#### DATA EXTRACT

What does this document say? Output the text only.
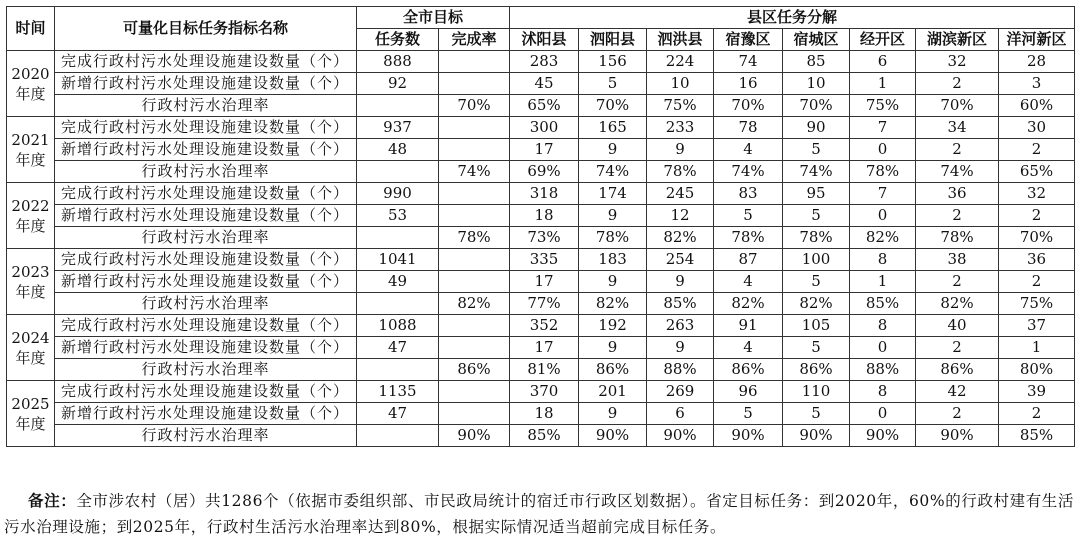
时间	可量化目标任务指标名称	全市目标		县区任务分解							
		任务数	完成率	沭阳县	泗阳县	泗洪县	宿豫区	宿城区	经开区	湖滨新区	洋河新区
2020
年度	完成行政村污水处理设施建设数量（个）	888		283	156	224	74	85	6	32	28
	新增行政村污水处理设施建设数量（个）	92		45	5	10	16	10	1	2	3
	行政村污水治理率		70%	65%	70%	75%	70%	70%	75%	70%	60%
2021
年度	完成行政村污水处理设施建设数量（个）	937		300	165	233	78	90	7	34	30
	新增行政村污水处理设施建设数量（个）	48		17	9	9	4	5	0	2	2
	行政村污水治理率		74%	69%	74%	78%	74%	74%	78%	74%	65%
2022
年度	完成行政村污水处理设施建设数量（个）	990		318	174	245	83	95	7	36	32
	新增行政村污水处理设施建设数量（个）	53		18	9	12	5	5	0	2	2
	行政村污水治理率		78%	73%	78%	82%	78%	78%	82%	78%	70%
2023
年度	完成行政村污水处理设施建设数量（个）	1041		335	183	254	87	100	8	38	36
	新增行政村污水处理设施建设数量（个）	49		17	9	9	4	5	1	2	2
	行政村污水治理率		82%	77%	82%	85%	82%	82%	85%	82%	75%
2024
年度	完成行政村污水处理设施建设数量（个）	1088		352	192	263	91	105	8	40	37
	新增行政村污水处理设施建设数量（个）	47		17	9	9	4	5	0	2	1
	行政村污水治理率		86%	81%	86%	88%	86%	86%	88%	86%	80%
2025
年度	完成行政村污水处理设施建设数量（个）	1135		370	201	269	96	110	8	42	39
	新增行政村污水处理设施建设数量（个）	47		18	9	6	5	5	0	2	2
	行政村污水治理率		90%	85%	90%	90%	90%	90%	90%	90%	85%
备注：全市涉农村（居）共1286个（依据市委组织部、市民政局统计的宿迁市行政区划数据）。省定目标任务：到2020年，60%的行政村建有生活污水治理设施；到2025年，行政村生活污水治理率达到80%，根据实际情况适当超前完成目标任务。
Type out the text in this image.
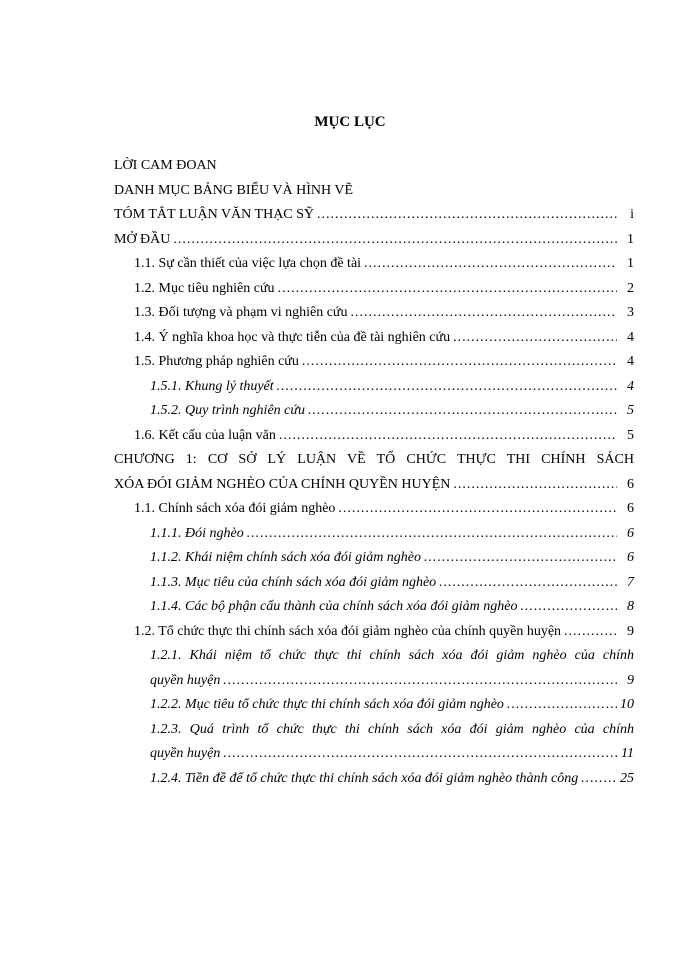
MỤC LỤC
LỜI CAM ĐOAN
DANH MỤC BẢNG BIỂU VÀ HÌNH VẼ
TÓM TẮT LUẬN VĂN THẠC SỸ .....	i
MỞ ĐẦU .....	1
1.1. Sự cần thiết của việc lựa chọn đề tài .....	1
1.2. Mục tiêu nghiên cứu .....	2
1.3. Đối tượng và phạm vi nghiên cứu .....	3
1.4. Ý nghĩa khoa học và thực tiễn của đề tài nghiên cứu .....	4
1.5. Phương pháp nghiên cứu .....	4
1.5.1. Khung lý thuyết .....	4
1.5.2. Quy trình nghiên cứu .....	5
1.6. Kết cấu của luận văn .....	5
CHƯƠNG 1: CƠ SỞ LÝ LUẬN VỀ TỔ CHỨC THỰC THI CHÍNH SÁCH
XÓA ĐÓI GIẢM NGHÈO CỦA CHÍNH QUYỀN HUYỆN .....	6
1.1. Chính sách xóa đói giảm nghèo .....	6
1.1.1. Đói nghèo .....	6
1.1.2. Khái niệm chính sách xóa đói giảm nghèo .....	6
1.1.3. Mục tiêu của chính sách xóa đói giảm nghèo .....	7
1.1.4. Các bộ phận cấu thành của chính sách xóa đói giảm nghèo .....	8
1.2. Tổ chức thực thi chính sách xóa đói giảm nghèo của chính quyền huyện .....	9
1.2.1. Khái niệm tổ chức thực thi chính sách xóa đói giảm nghèo của chính
quyền huyện .....	9
1.2.2. Mục tiêu tổ chức thực thi chính sách xóa đói giảm nghèo .....	10
1.2.3. Quá trình tổ chức thực thi chính sách xóa đói giảm nghèo của chính
quyền huyện .....	11
1.2.4. Tiền đề để tổ chức thực thi chính sách xóa đói giảm nghèo thành công .....	25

#### EXERCISE DETAILS
Tell how many lines in the material contain the word "niệm". Only the number is wanted.

#### CORRECT RESULT
2